**Stated goal**
Examine each line of the data. Copy those that contain the string "date".

**Records**
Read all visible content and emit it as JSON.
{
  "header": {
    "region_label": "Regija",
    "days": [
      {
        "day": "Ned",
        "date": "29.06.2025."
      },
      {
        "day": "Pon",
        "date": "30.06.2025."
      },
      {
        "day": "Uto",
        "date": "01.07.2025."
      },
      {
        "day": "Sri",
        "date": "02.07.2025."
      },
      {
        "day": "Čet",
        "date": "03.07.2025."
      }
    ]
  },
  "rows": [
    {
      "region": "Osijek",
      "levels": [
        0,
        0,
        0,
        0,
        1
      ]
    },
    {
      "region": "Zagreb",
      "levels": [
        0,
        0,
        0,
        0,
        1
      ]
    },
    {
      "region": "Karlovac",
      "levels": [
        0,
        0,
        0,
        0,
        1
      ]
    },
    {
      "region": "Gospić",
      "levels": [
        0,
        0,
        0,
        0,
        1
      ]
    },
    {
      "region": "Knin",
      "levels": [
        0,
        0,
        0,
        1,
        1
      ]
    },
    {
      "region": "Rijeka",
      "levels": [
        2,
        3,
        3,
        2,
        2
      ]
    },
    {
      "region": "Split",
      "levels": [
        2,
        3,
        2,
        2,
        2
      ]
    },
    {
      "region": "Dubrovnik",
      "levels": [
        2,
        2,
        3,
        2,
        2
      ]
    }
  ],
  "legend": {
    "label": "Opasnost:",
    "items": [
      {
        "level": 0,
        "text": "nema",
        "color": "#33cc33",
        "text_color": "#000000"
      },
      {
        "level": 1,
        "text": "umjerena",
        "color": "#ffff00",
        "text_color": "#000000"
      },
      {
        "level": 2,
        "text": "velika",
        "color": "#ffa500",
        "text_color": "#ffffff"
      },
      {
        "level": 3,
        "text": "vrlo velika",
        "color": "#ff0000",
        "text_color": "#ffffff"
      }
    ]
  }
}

**Result**
        "date": "29.06.2025."
        "date": "30.06.2025."
        "date": "01.07.2025."
        "date": "02.07.2025."
        "date": "03.07.2025."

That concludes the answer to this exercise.